• The task: Search the records that follow and extract every line containing the string "General".

[Stored entries]
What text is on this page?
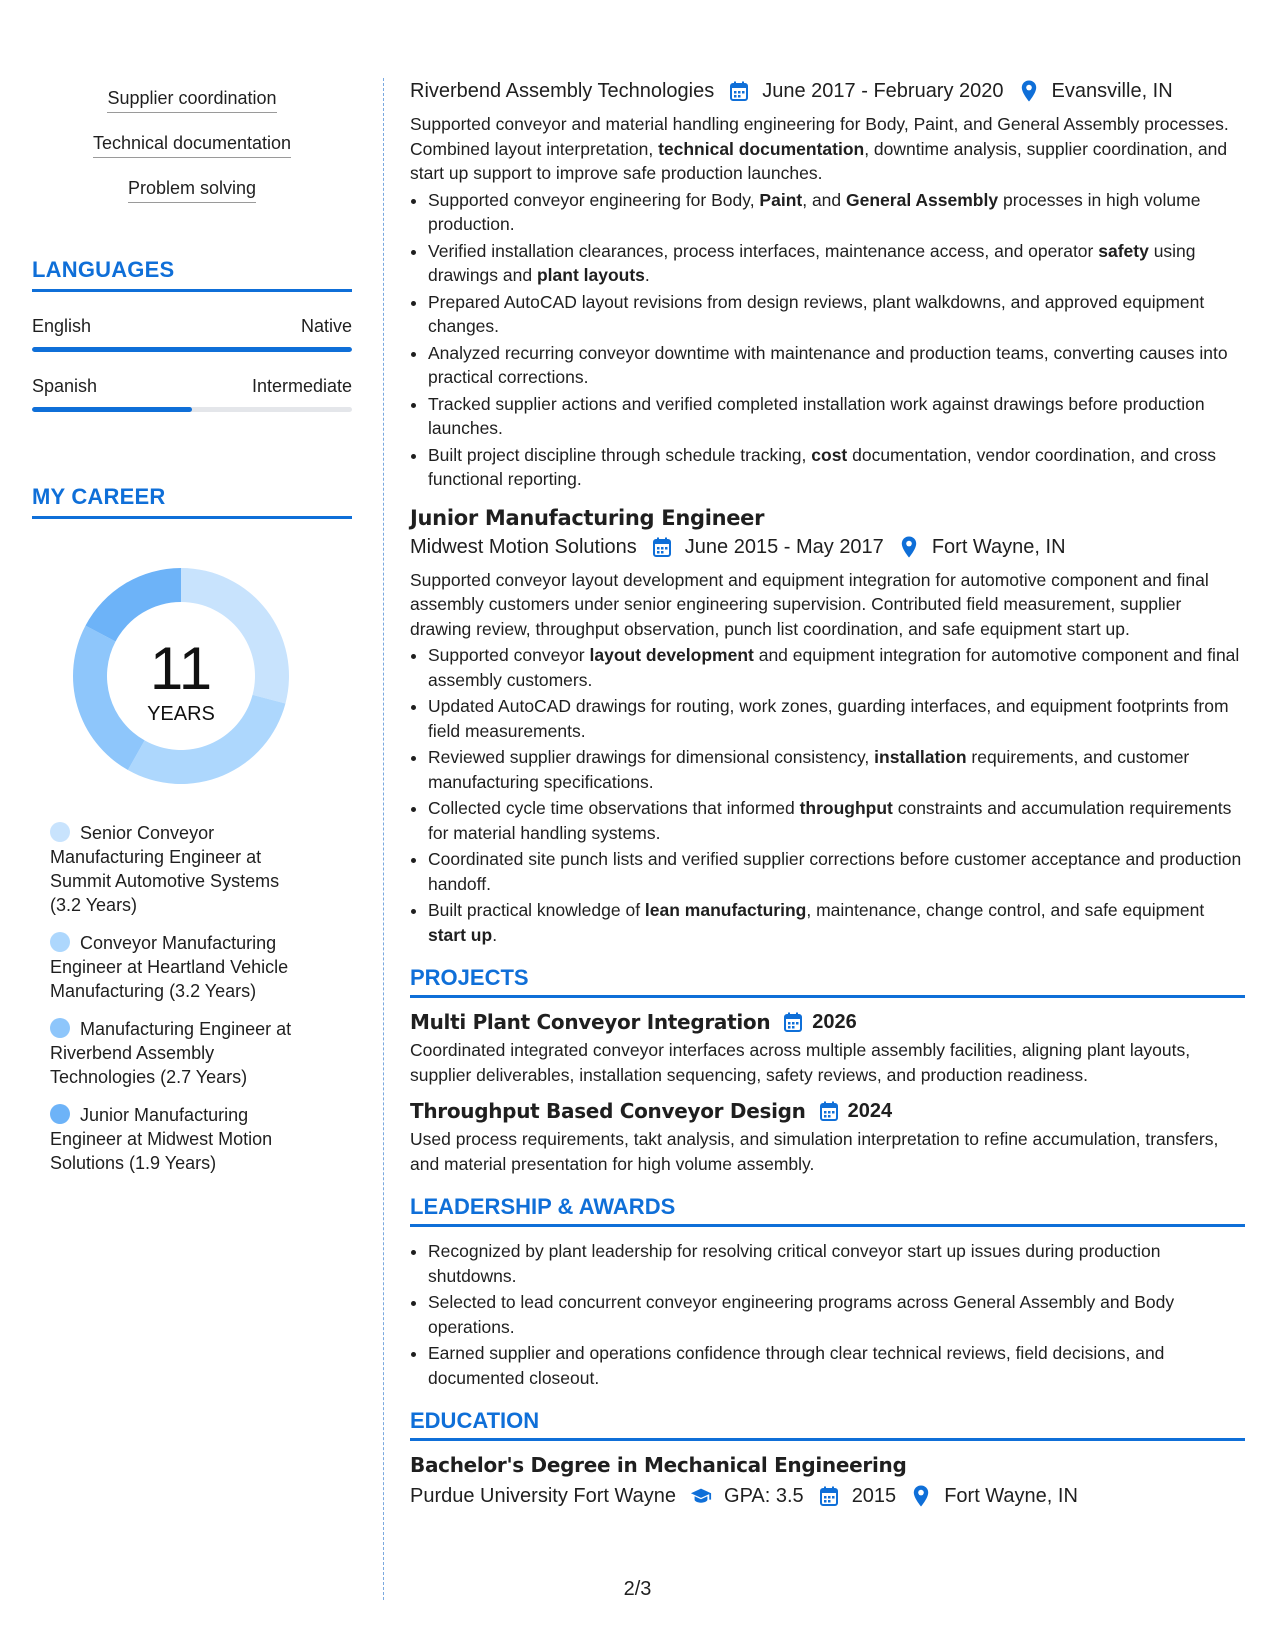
Supplier coordination
Technical documentation
Problem solving
LANGUAGES
English	Native
Spanish	Intermediate
MY CAREER
11
YEARS
Senior Conveyor Manufacturing Engineer at Summit Automotive Systems (3.2 Years)
Conveyor Manufacturing Engineer at Heartland Vehicle Manufacturing (3.2 Years)
Manufacturing Engineer at Riverbend Assembly Technologies (2.7 Years)
Junior Manufacturing Engineer at Midwest Motion Solutions (1.9 Years)
Riverbend Assembly Technologies June 2017 - February 2020 Evansville, IN

Supported conveyor and material handling engineering for Body, Paint, and General Assembly processes. Combined layout interpretation, technical documentation, downtime analysis, supplier coordination, and start up support to improve safe production launches.

• Supported conveyor engineering for Body, Paint, and General Assembly processes in high volume production.
• Verified installation clearances, process interfaces, maintenance access, and operator safety using drawings and plant layouts.
• Prepared AutoCAD layout revisions from design reviews, plant walkdowns, and approved equipment changes.
• Analyzed recurring conveyor downtime with maintenance and production teams, converting causes into practical corrections.
• Tracked supplier actions and verified completed installation work against drawings before production launches.
• Built project discipline through schedule tracking, cost documentation, vendor coordination, and cross functional reporting.
Junior Manufacturing Engineer
Midwest Motion Solutions June 2015 - May 2017 Fort Wayne, IN

Supported conveyor layout development and equipment integration for automotive component and final assembly customers under senior engineering supervision. Contributed field measurement, supplier drawing review, throughput observation, punch list coordination, and safe equipment start up.

• Supported conveyor layout development and equipment integration for automotive component and final assembly customers.
• Updated AutoCAD drawings for routing, work zones, guarding interfaces, and equipment footprints from field measurements.
• Reviewed supplier drawings for dimensional consistency, installation requirements, and customer manufacturing specifications.
• Collected cycle time observations that informed throughput constraints and accumulation requirements for material handling systems.
• Coordinated site punch lists and verified supplier corrections before customer acceptance and production handoff.
• Built practical knowledge of lean manufacturing, maintenance, change control, and safe equipment start up.
PROJECTS
Multi Plant Conveyor Integration 2026

Coordinated integrated conveyor interfaces across multiple assembly facilities, aligning plant layouts, supplier deliverables, installation sequencing, safety reviews, and production readiness.

Throughput Based Conveyor Design 2024

Used process requirements, takt analysis, and simulation interpretation to refine accumulation, transfers, and material presentation for high volume assembly.

LEADERSHIP & AWARDS
• Recognized by plant leadership for resolving critical conveyor start up issues during production shutdowns.
• Selected to lead concurrent conveyor engineering programs across General Assembly and Body operations.
• Earned supplier and operations confidence through clear technical reviews, field decisions, and documented closeout.
EDUCATION
Bachelor's Degree in Mechanical Engineering
Purdue University Fort Wayne GPA: 3.5 2015 Fort Wayne, IN
2/3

• Solution to this problem:
Supported conveyor and material handling engineering for Body, Paint, and General Assembly processes. Combined layout interpretation, technical documentation, downtime analysis, supplier coordination, and start up support to improve safe production launches.
• Supported conveyor engineering for Body, Paint, and General Assembly processes in high volume production.
• Selected to lead concurrent conveyor engineering programs across General Assembly and Body operations.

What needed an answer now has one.